» **WRITTEN EXERCISE**
Transcribe all of the records word for word, but omit the pictures.
>> start PROVIDED RECORDS
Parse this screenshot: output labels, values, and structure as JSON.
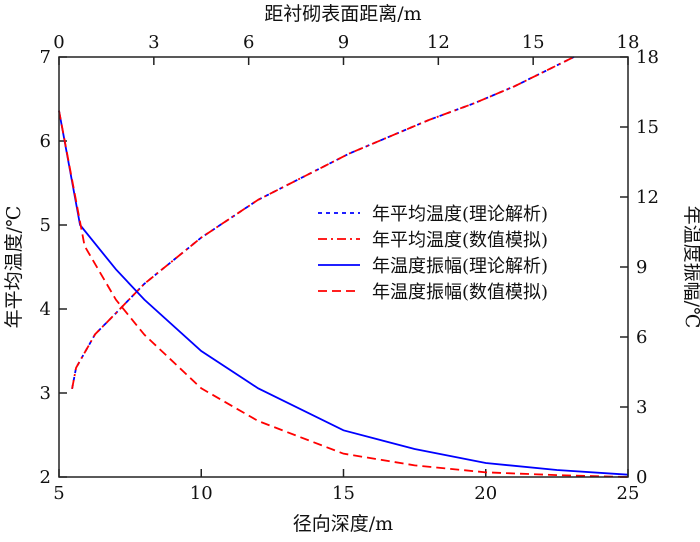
{
  "chart_data": {
    "type": "line",
    "xlabel": "径向深度/m",
    "x2label": "距衬砌表面距离/m",
    "ylabel": "年平均温度/℃",
    "y2label": "年温度振幅/℃",
    "xlim": [
      5,
      25
    ],
    "x2lim": [
      0,
      18
    ],
    "ylim": [
      2,
      7
    ],
    "y2lim": [
      0,
      18
    ],
    "xticks": [
      "5",
      "10",
      "15",
      "20",
      "25"
    ],
    "x2ticks": [
      "0",
      "3",
      "6",
      "9",
      "12",
      "15",
      "18"
    ],
    "yticks": [
      "2",
      "3",
      "4",
      "5",
      "6",
      "7"
    ],
    "y2ticks": [
      "0",
      "3",
      "6",
      "9",
      "12",
      "15",
      "18"
    ],
    "legend_position": "center-right",
    "series": [
      {
        "name": "年平均温度(理论解析)",
        "axis": "left",
        "color": "#0000ff",
        "style": "dotted",
        "x": [
          5.46,
          5.6,
          6.27,
          7,
          8,
          10,
          12,
          15.2,
          18,
          19.6,
          21,
          23.1
        ],
        "y": [
          3.05,
          3.3,
          3.7,
          3.95,
          4.3,
          4.85,
          5.3,
          5.85,
          6.25,
          6.45,
          6.65,
          7.0
        ]
      },
      {
        "name": "年平均温度(数值模拟)",
        "axis": "left",
        "color": "#ff0000",
        "style": "dashdot",
        "x": [
          5.46,
          5.6,
          6.27,
          7,
          8,
          10,
          12,
          15.2,
          18,
          19.6,
          21,
          23.1
        ],
        "y": [
          3.05,
          3.3,
          3.7,
          3.95,
          4.3,
          4.85,
          5.3,
          5.85,
          6.25,
          6.45,
          6.65,
          7.0
        ]
      },
      {
        "name": "年温度振幅(理论解析)",
        "axis": "right",
        "color": "#0000ff",
        "style": "solid",
        "x": [
          5,
          5.74,
          7,
          8,
          10,
          12,
          15,
          17.5,
          20,
          22.5,
          25
        ],
        "y": [
          15.7,
          10.8,
          8.9,
          7.6,
          5.4,
          3.8,
          2.0,
          1.2,
          0.6,
          0.3,
          0.1
        ]
      },
      {
        "name": "年温度振幅(数值模拟)",
        "axis": "right",
        "color": "#ff0000",
        "style": "dashed",
        "x": [
          5,
          5.9,
          7,
          8,
          10,
          12,
          15,
          17.5,
          20,
          22.5,
          25
        ],
        "y": [
          15.7,
          9.9,
          7.6,
          6.1,
          3.8,
          2.4,
          1.0,
          0.5,
          0.2,
          0.08,
          0.0
        ]
      }
    ]
  }
}
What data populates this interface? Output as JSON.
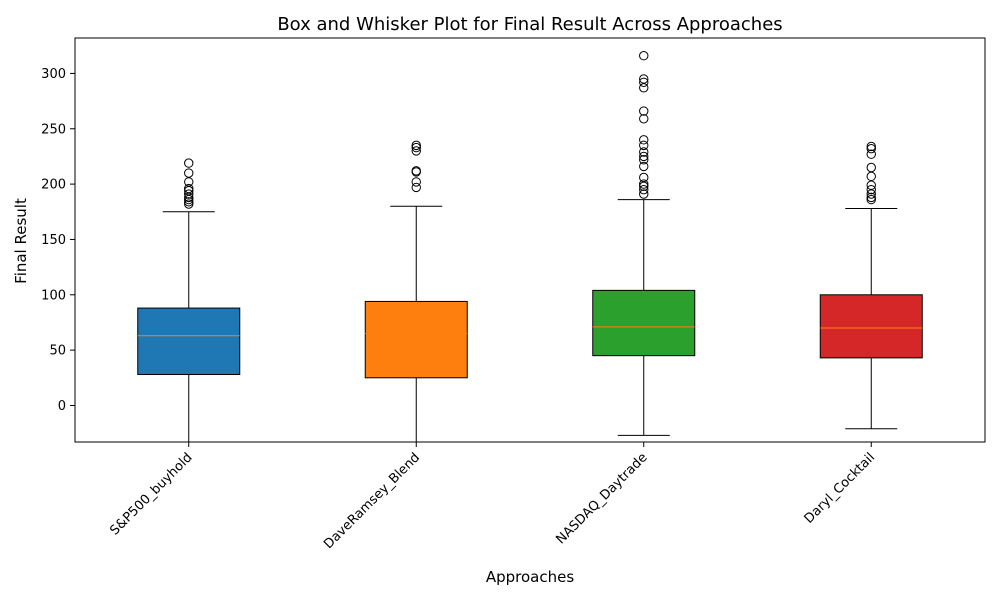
{
  "chart_data": {
    "type": "box",
    "title": "Box and Whisker Plot for Final Result Across Approaches",
    "xlabel": "Approaches",
    "ylabel": "Final Result",
    "ylim": [
      -33,
      332
    ],
    "yticks": [
      0,
      50,
      100,
      150,
      200,
      250,
      300
    ],
    "grid": false,
    "categories": [
      "S&P500_buyhold",
      "DaveRamsey_Blend",
      "NASDAQ_Daytrade",
      "Daryl_Cocktail"
    ],
    "boxes": [
      {
        "category": "S&P500_buyhold",
        "color": "#1f77b4",
        "whisker_low": -40,
        "q1": 28,
        "median": 63,
        "q3": 88,
        "whisker_high": 175,
        "outliers": [
          182,
          184,
          186,
          188,
          191,
          194,
          196,
          202,
          210,
          219
        ]
      },
      {
        "category": "DaveRamsey_Blend",
        "color": "#ff7f0e",
        "whisker_low": -33,
        "q1": 25,
        "median": 65,
        "q3": 94,
        "whisker_high": 180,
        "outliers": [
          197,
          202,
          211,
          212,
          230,
          233,
          235
        ]
      },
      {
        "category": "NASDAQ_Daytrade",
        "color": "#2ca02c",
        "whisker_low": -27,
        "q1": 45,
        "median": 71,
        "q3": 104,
        "whisker_high": 186,
        "outliers": [
          191,
          195,
          198,
          200,
          206,
          216,
          222,
          225,
          229,
          235,
          240,
          259,
          266,
          287,
          292,
          295,
          316
        ]
      },
      {
        "category": "Daryl_Cocktail",
        "color": "#d62728",
        "whisker_low": -21,
        "q1": 43,
        "median": 70,
        "q3": 100,
        "whisker_high": 178,
        "outliers": [
          186,
          188,
          191,
          195,
          199,
          207,
          215,
          227,
          232,
          234
        ]
      }
    ],
    "median_color": "#ff7f0e"
  }
}
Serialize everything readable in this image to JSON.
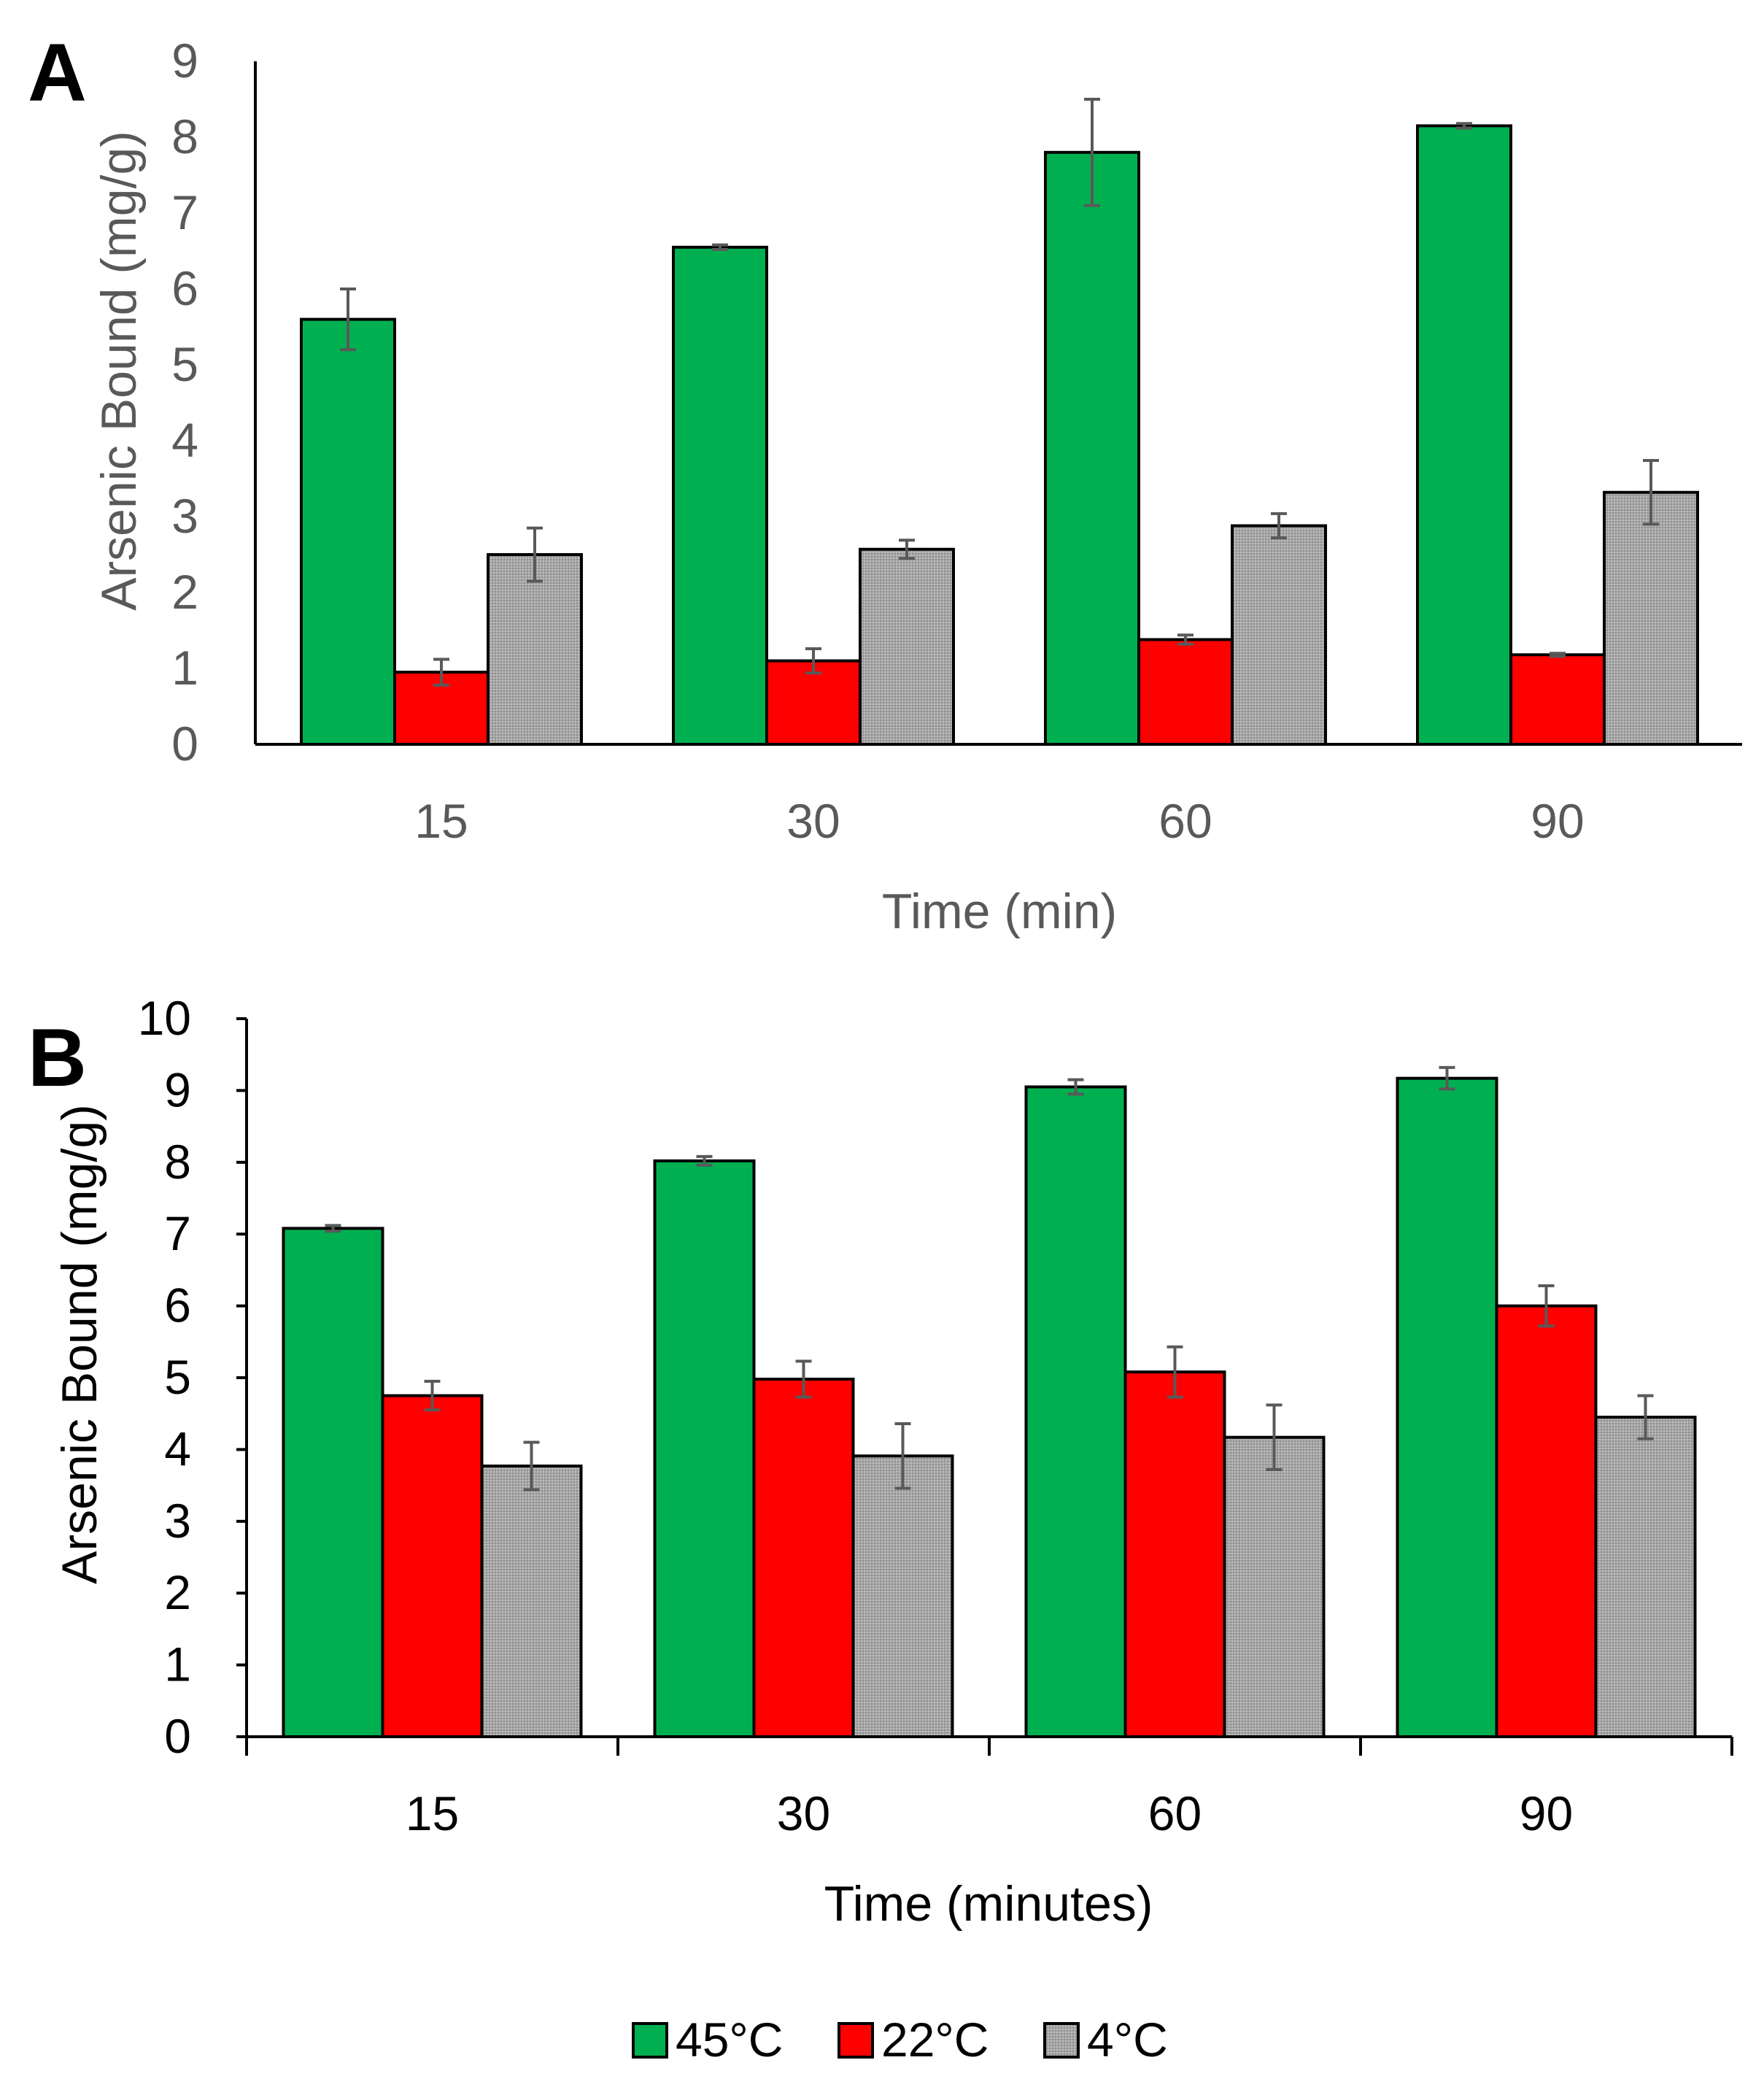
{
  "legend": {
    "items": [
      {
        "label": "45°C",
        "color": "#00b050"
      },
      {
        "label": "22°C",
        "color": "#ff0000"
      },
      {
        "label": "4°C",
        "color": "#a6a6a6"
      }
    ]
  },
  "chart_data": [
    {
      "panel": "A",
      "type": "bar",
      "title": "",
      "xlabel": "Time (min)",
      "ylabel": "Arsenic Bound (mg/g)",
      "ylim": [
        0,
        9
      ],
      "yticks": [
        0,
        1,
        2,
        3,
        4,
        5,
        6,
        7,
        8,
        9
      ],
      "categories": [
        "15",
        "30",
        "60",
        "90"
      ],
      "grid": false,
      "label_color": "#595959",
      "series": [
        {
          "name": "45°C",
          "color": "#00b050",
          "values": [
            5.6,
            6.55,
            7.8,
            8.15
          ],
          "errors": [
            0.4,
            0.03,
            0.7,
            0.03
          ]
        },
        {
          "name": "22°C",
          "color": "#ff0000",
          "values": [
            0.95,
            1.1,
            1.38,
            1.18
          ],
          "errors": [
            0.17,
            0.16,
            0.06,
            0.02
          ]
        },
        {
          "name": "4°C",
          "color": "#a6a6a6",
          "values": [
            2.5,
            2.57,
            2.88,
            3.32
          ],
          "errors": [
            0.35,
            0.12,
            0.16,
            0.42
          ]
        }
      ]
    },
    {
      "panel": "B",
      "type": "bar",
      "title": "",
      "xlabel": "Time (minutes)",
      "ylabel": "Arsenic Bound (mg/g)",
      "ylim": [
        0,
        10
      ],
      "yticks": [
        0,
        1,
        2,
        3,
        4,
        5,
        6,
        7,
        8,
        9,
        10
      ],
      "categories": [
        "15",
        "30",
        "60",
        "90"
      ],
      "grid": false,
      "label_color": "#000000",
      "series": [
        {
          "name": "45°C",
          "color": "#00b050",
          "values": [
            7.08,
            8.02,
            9.05,
            9.17
          ],
          "errors": [
            0.04,
            0.06,
            0.1,
            0.15
          ]
        },
        {
          "name": "22°C",
          "color": "#ff0000",
          "values": [
            4.75,
            4.98,
            5.08,
            6.0
          ],
          "errors": [
            0.2,
            0.25,
            0.35,
            0.28
          ]
        },
        {
          "name": "4°C",
          "color": "#a6a6a6",
          "values": [
            3.77,
            3.91,
            4.17,
            4.45
          ],
          "errors": [
            0.33,
            0.45,
            0.45,
            0.3
          ]
        }
      ]
    }
  ]
}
>> end PROVIDED RECORDS
» **CORRECT ANSWER**
Parse this screenshot: output labels, values, and structure as JSON.
{
  "chart_data": {
    "type": "line",
    "xlabel": "径向深度/m",
    "x2label": "距衬砌表面距离/m",
    "ylabel": "年平均温度/℃",
    "y2label": "年温度振幅/℃",
    "xlim": [
      5,
      25
    ],
    "x2lim": [
      0,
      18
    ],
    "ylim": [
      2,
      7
    ],
    "y2lim": [
      0,
      18
    ],
    "xticks": [
      "5",
      "10",
      "15",
      "20",
      "25"
    ],
    "x2ticks": [
      "0",
      "3",
      "6",
      "9",
      "12",
      "15",
      "18"
    ],
    "yticks": [
      "2",
      "3",
      "4",
      "5",
      "6",
      "7"
    ],
    "y2ticks": [
      "0",
      "3",
      "6",
      "9",
      "12",
      "15",
      "18"
    ],
    "legend_position": "center-right",
    "series": [
      {
        "name": "年平均温度(理论解析)",
        "axis": "left",
        "color": "#0000ff",
        "style": "dotted",
        "x": [
          5.46,
          5.6,
          6.27,
          7,
          8,
          10,
          12,
          15.2,
          18,
          19.6,
          21,
          23.1
        ],
        "y": [
          3.05,
          3.3,
          3.7,
          3.95,
          4.3,
          4.85,
          5.3,
          5.85,
          6.25,
          6.45,
          6.65,
          7.0
        ]
      },
      {
        "name": "年平均温度(数值模拟)",
        "axis": "left",
        "color": "#ff0000",
        "style": "dashdot",
        "x": [
          5.46,
          5.6,
          6.27,
          7,
          8,
          10,
          12,
          15.2,
          18,
          19.6,
          21,
          23.1
        ],
        "y": [
          3.05,
          3.3,
          3.7,
          3.95,
          4.3,
          4.85,
          5.3,
          5.85,
          6.25,
          6.45,
          6.65,
          7.0
        ]
      },
      {
        "name": "年温度振幅(理论解析)",
        "axis": "right",
        "color": "#0000ff",
        "style": "solid",
        "x": [
          5,
          5.74,
          7,
          8,
          10,
          12,
          15,
          17.5,
          20,
          22.5,
          25
        ],
        "y": [
          15.7,
          10.8,
          8.9,
          7.6,
          5.4,
          3.8,
          2.0,
          1.2,
          0.6,
          0.3,
          0.1
        ]
      },
      {
        "name": "年温度振幅(数值模拟)",
        "axis": "right",
        "color": "#ff0000",
        "style": "dashed",
        "x": [
          5,
          5.9,
          7,
          8,
          10,
          12,
          15,
          17.5,
          20,
          22.5,
          25
        ],
        "y": [
          15.7,
          9.9,
          7.6,
          6.1,
          3.8,
          2.4,
          1.0,
          0.5,
          0.2,
          0.08,
          0.0
        ]
      }
    ]
  }
}
What data populates this interface? Output as JSON.
{
  "chart_data": {
    "type": "box",
    "title": "Box and Whisker Plot for Final Result Across Approaches",
    "xlabel": "Approaches",
    "ylabel": "Final Result",
    "ylim": [
      -33,
      332
    ],
    "yticks": [
      0,
      50,
      100,
      150,
      200,
      250,
      300
    ],
    "grid": false,
    "categories": [
      "S&P500_buyhold",
      "DaveRamsey_Blend",
      "NASDAQ_Daytrade",
      "Daryl_Cocktail"
    ],
    "boxes": [
      {
        "category": "S&P500_buyhold",
        "color": "#1f77b4",
        "whisker_low": -40,
        "q1": 28,
        "median": 63,
        "q3": 88,
        "whisker_high": 175,
        "outliers": [
          182,
          184,
          186,
          188,
          191,
          194,
          196,
          202,
          210,
          219
        ]
      },
      {
        "category": "DaveRamsey_Blend",
        "color": "#ff7f0e",
        "whisker_low": -33,
        "q1": 25,
        "median": 65,
        "q3": 94,
        "whisker_high": 180,
        "outliers": [
          197,
          202,
          211,
          212,
          230,
          233,
          235
        ]
      },
      {
        "category": "NASDAQ_Daytrade",
        "color": "#2ca02c",
        "whisker_low": -27,
        "q1": 45,
        "median": 71,
        "q3": 104,
        "whisker_high": 186,
        "outliers": [
          191,
          195,
          198,
          200,
          206,
          216,
          222,
          225,
          229,
          235,
          240,
          259,
          266,
          287,
          292,
          295,
          316
        ]
      },
      {
        "category": "Daryl_Cocktail",
        "color": "#d62728",
        "whisker_low": -21,
        "q1": 43,
        "median": 70,
        "q3": 100,
        "whisker_high": 178,
        "outliers": [
          186,
          188,
          191,
          195,
          199,
          207,
          215,
          227,
          232,
          234
        ]
      }
    ],
    "median_color": "#ff7f0e"
  }
}
Serialize everything readable in this image to JSON.
{
  "legend": {
    "items": [
      {
        "label": "45°C",
        "color": "#00b050"
      },
      {
        "label": "22°C",
        "color": "#ff0000"
      },
      {
        "label": "4°C",
        "color": "#a6a6a6"
      }
    ]
  },
  "chart_data": [
    {
      "panel": "A",
      "type": "bar",
      "title": "",
      "xlabel": "Time (min)",
      "ylabel": "Arsenic Bound (mg/g)",
      "ylim": [
        0,
        9
      ],
      "yticks": [
        0,
        1,
        2,
        3,
        4,
        5,
        6,
        7,
        8,
        9
      ],
      "categories": [
        "15",
        "30",
        "60",
        "90"
      ],
      "grid": false,
      "label_color": "#595959",
      "series": [
        {
          "name": "45°C",
          "color": "#00b050",
          "values": [
            5.6,
            6.55,
            7.8,
            8.15
          ],
          "errors": [
            0.4,
            0.03,
            0.7,
            0.03
          ]
        },
        {
          "name": "22°C",
          "color": "#ff0000",
          "values": [
            0.95,
            1.1,
            1.38,
            1.18
          ],
          "errors": [
            0.17,
            0.16,
            0.06,
            0.02
          ]
        },
        {
          "name": "4°C",
          "color": "#a6a6a6",
          "values": [
            2.5,
            2.57,
            2.88,
            3.32
          ],
          "errors": [
            0.35,
            0.12,
            0.16,
            0.42
          ]
        }
      ]
    },
    {
      "panel": "B",
      "type": "bar",
      "title": "",
      "xlabel": "Time (minutes)",
      "ylabel": "Arsenic Bound (mg/g)",
      "ylim": [
        0,
        10
      ],
      "yticks": [
        0,
        1,
        2,
        3,
        4,
        5,
        6,
        7,
        8,
        9,
        10
      ],
      "categories": [
        "15",
        "30",
        "60",
        "90"
      ],
      "grid": false,
      "label_color": "#000000",
      "series": [
        {
          "name": "45°C",
          "color": "#00b050",
          "values": [
            7.08,
            8.02,
            9.05,
            9.17
          ],
          "errors": [
            0.04,
            0.06,
            0.1,
            0.15
          ]
        },
        {
          "name": "22°C",
          "color": "#ff0000",
          "values": [
            4.75,
            4.98,
            5.08,
            6.0
          ],
          "errors": [
            0.2,
            0.25,
            0.35,
            0.28
          ]
        },
        {
          "name": "4°C",
          "color": "#a6a6a6",
          "values": [
            3.77,
            3.91,
            4.17,
            4.45
          ],
          "errors": [
            0.33,
            0.45,
            0.45,
            0.3
          ]
        }
      ]
    }
  ]
}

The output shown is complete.